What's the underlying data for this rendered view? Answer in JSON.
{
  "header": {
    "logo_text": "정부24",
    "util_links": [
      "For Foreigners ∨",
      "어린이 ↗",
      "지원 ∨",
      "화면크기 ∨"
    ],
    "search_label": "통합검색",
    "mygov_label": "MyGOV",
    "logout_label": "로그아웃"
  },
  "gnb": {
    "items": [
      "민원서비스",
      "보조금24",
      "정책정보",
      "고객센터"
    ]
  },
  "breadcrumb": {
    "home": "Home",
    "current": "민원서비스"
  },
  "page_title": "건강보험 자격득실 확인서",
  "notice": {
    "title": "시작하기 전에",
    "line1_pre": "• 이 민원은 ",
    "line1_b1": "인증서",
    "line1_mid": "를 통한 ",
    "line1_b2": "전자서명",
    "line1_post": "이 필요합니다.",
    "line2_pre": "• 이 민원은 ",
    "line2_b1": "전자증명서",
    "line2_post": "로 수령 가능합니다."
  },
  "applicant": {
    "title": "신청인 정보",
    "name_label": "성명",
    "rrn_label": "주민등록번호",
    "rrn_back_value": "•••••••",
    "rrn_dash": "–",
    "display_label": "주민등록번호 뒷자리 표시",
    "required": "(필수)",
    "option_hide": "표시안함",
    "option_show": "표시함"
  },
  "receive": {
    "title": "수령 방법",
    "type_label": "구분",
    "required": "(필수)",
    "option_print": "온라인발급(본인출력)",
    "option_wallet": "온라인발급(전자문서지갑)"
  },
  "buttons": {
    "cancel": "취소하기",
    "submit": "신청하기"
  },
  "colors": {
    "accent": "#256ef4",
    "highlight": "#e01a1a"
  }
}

Exercise requirements ▸
Extract every record and return it verbatim.

Finished exercise ▸
What's the underlying data for this rendered view? Answer in JSON.
{
  "header": {
    "logo_text": "정부24",
    "util_links": [
      "For Foreigners ∨",
      "어린이 ↗",
      "지원 ∨",
      "화면크기 ∨"
    ],
    "search_label": "통합검색",
    "mygov_label": "MyGOV",
    "logout_label": "로그아웃"
  },
  "gnb": {
    "items": [
      "민원서비스",
      "보조금24",
      "정책정보",
      "고객센터"
    ]
  },
  "breadcrumb": {
    "home": "Home",
    "current": "민원서비스"
  },
  "page_title": "건강보험 자격득실 확인서",
  "notice": {
    "title": "시작하기 전에",
    "line1_pre": "• 이 민원은 ",
    "line1_b1": "인증서",
    "line1_mid": "를 통한 ",
    "line1_b2": "전자서명",
    "line1_post": "이 필요합니다.",
    "line2_pre": "• 이 민원은 ",
    "line2_b1": "전자증명서",
    "line2_post": "로 수령 가능합니다."
  },
  "applicant": {
    "title": "신청인 정보",
    "name_label": "성명",
    "rrn_label": "주민등록번호",
    "rrn_back_value": "•••••••",
    "rrn_dash": "–",
    "display_label": "주민등록번호 뒷자리 표시",
    "required": "(필수)",
    "option_hide": "표시안함",
    "option_show": "표시함"
  },
  "receive": {
    "title": "수령 방법",
    "type_label": "구분",
    "required": "(필수)",
    "option_print": "온라인발급(본인출력)",
    "option_wallet": "온라인발급(전자문서지갑)"
  },
  "buttons": {
    "cancel": "취소하기",
    "submit": "신청하기"
  },
  "colors": {
    "accent": "#256ef4",
    "highlight": "#e01a1a"
  }
}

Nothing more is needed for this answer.